* _RECORDS FOR PROCESSING_

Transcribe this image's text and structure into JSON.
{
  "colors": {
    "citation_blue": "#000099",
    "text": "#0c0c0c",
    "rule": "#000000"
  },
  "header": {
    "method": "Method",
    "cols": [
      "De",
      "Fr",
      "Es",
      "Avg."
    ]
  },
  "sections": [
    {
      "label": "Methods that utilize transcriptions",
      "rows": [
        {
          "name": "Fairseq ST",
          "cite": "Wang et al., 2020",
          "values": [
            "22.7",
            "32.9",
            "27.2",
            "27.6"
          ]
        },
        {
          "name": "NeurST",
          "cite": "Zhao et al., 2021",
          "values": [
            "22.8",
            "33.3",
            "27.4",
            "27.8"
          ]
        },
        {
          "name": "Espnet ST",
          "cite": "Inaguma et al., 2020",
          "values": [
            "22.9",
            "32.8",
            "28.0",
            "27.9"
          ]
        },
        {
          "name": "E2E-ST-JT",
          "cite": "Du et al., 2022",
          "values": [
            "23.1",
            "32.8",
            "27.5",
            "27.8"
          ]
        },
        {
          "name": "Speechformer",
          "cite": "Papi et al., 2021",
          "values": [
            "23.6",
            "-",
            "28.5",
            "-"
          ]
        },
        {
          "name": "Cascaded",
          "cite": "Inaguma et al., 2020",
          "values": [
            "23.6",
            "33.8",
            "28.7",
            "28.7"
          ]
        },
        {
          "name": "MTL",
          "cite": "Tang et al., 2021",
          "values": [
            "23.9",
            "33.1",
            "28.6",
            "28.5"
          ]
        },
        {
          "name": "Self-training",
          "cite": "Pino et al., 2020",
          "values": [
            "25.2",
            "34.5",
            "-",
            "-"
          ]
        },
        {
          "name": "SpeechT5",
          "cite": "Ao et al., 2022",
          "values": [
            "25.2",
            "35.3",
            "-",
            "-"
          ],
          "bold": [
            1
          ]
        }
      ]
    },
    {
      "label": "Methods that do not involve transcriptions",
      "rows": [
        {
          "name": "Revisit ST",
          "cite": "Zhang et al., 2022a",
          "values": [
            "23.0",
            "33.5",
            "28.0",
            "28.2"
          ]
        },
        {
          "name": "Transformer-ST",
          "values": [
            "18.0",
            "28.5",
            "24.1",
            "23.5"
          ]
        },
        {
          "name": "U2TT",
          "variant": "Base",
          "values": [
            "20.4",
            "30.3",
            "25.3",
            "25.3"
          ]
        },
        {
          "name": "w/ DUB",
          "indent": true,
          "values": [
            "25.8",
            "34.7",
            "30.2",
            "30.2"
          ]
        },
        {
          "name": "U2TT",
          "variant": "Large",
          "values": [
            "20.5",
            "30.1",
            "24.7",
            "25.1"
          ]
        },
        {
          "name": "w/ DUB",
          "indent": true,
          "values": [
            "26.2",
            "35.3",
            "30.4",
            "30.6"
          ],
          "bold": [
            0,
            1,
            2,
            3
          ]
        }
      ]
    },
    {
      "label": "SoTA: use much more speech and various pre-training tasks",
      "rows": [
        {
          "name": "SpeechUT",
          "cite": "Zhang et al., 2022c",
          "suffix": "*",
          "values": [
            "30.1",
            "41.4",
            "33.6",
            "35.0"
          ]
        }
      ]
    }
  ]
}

* _WHAT IS ASKED_
Each record above should be repeated exactly as it appears.

* _WRITTEN ANSWER_
Transcribe this image's text and structure into JSON.
{
  "colors": {
    "citation_blue": "#000099",
    "text": "#0c0c0c",
    "rule": "#000000"
  },
  "header": {
    "method": "Method",
    "cols": [
      "De",
      "Fr",
      "Es",
      "Avg."
    ]
  },
  "sections": [
    {
      "label": "Methods that utilize transcriptions",
      "rows": [
        {
          "name": "Fairseq ST",
          "cite": "Wang et al., 2020",
          "values": [
            "22.7",
            "32.9",
            "27.2",
            "27.6"
          ]
        },
        {
          "name": "NeurST",
          "cite": "Zhao et al., 2021",
          "values": [
            "22.8",
            "33.3",
            "27.4",
            "27.8"
          ]
        },
        {
          "name": "Espnet ST",
          "cite": "Inaguma et al., 2020",
          "values": [
            "22.9",
            "32.8",
            "28.0",
            "27.9"
          ]
        },
        {
          "name": "E2E-ST-JT",
          "cite": "Du et al., 2022",
          "values": [
            "23.1",
            "32.8",
            "27.5",
            "27.8"
          ]
        },
        {
          "name": "Speechformer",
          "cite": "Papi et al., 2021",
          "values": [
            "23.6",
            "-",
            "28.5",
            "-"
          ]
        },
        {
          "name": "Cascaded",
          "cite": "Inaguma et al., 2020",
          "values": [
            "23.6",
            "33.8",
            "28.7",
            "28.7"
          ]
        },
        {
          "name": "MTL",
          "cite": "Tang et al., 2021",
          "values": [
            "23.9",
            "33.1",
            "28.6",
            "28.5"
          ]
        },
        {
          "name": "Self-training",
          "cite": "Pino et al., 2020",
          "values": [
            "25.2",
            "34.5",
            "-",
            "-"
          ]
        },
        {
          "name": "SpeechT5",
          "cite": "Ao et al., 2022",
          "values": [
            "25.2",
            "35.3",
            "-",
            "-"
          ],
          "bold": [
            1
          ]
        }
      ]
    },
    {
      "label": "Methods that do not involve transcriptions",
      "rows": [
        {
          "name": "Revisit ST",
          "cite": "Zhang et al., 2022a",
          "values": [
            "23.0",
            "33.5",
            "28.0",
            "28.2"
          ]
        },
        {
          "name": "Transformer-ST",
          "values": [
            "18.0",
            "28.5",
            "24.1",
            "23.5"
          ]
        },
        {
          "name": "U2TT",
          "variant": "Base",
          "values": [
            "20.4",
            "30.3",
            "25.3",
            "25.3"
          ]
        },
        {
          "name": "w/ DUB",
          "indent": true,
          "values": [
            "25.8",
            "34.7",
            "30.2",
            "30.2"
          ]
        },
        {
          "name": "U2TT",
          "variant": "Large",
          "values": [
            "20.5",
            "30.1",
            "24.7",
            "25.1"
          ]
        },
        {
          "name": "w/ DUB",
          "indent": true,
          "values": [
            "26.2",
            "35.3",
            "30.4",
            "30.6"
          ],
          "bold": [
            0,
            1,
            2,
            3
          ]
        }
      ]
    },
    {
      "label": "SoTA: use much more speech and various pre-training tasks",
      "rows": [
        {
          "name": "SpeechUT",
          "cite": "Zhang et al., 2022c",
          "suffix": "*",
          "values": [
            "30.1",
            "41.4",
            "33.6",
            "35.0"
          ]
        }
      ]
    }
  ]
}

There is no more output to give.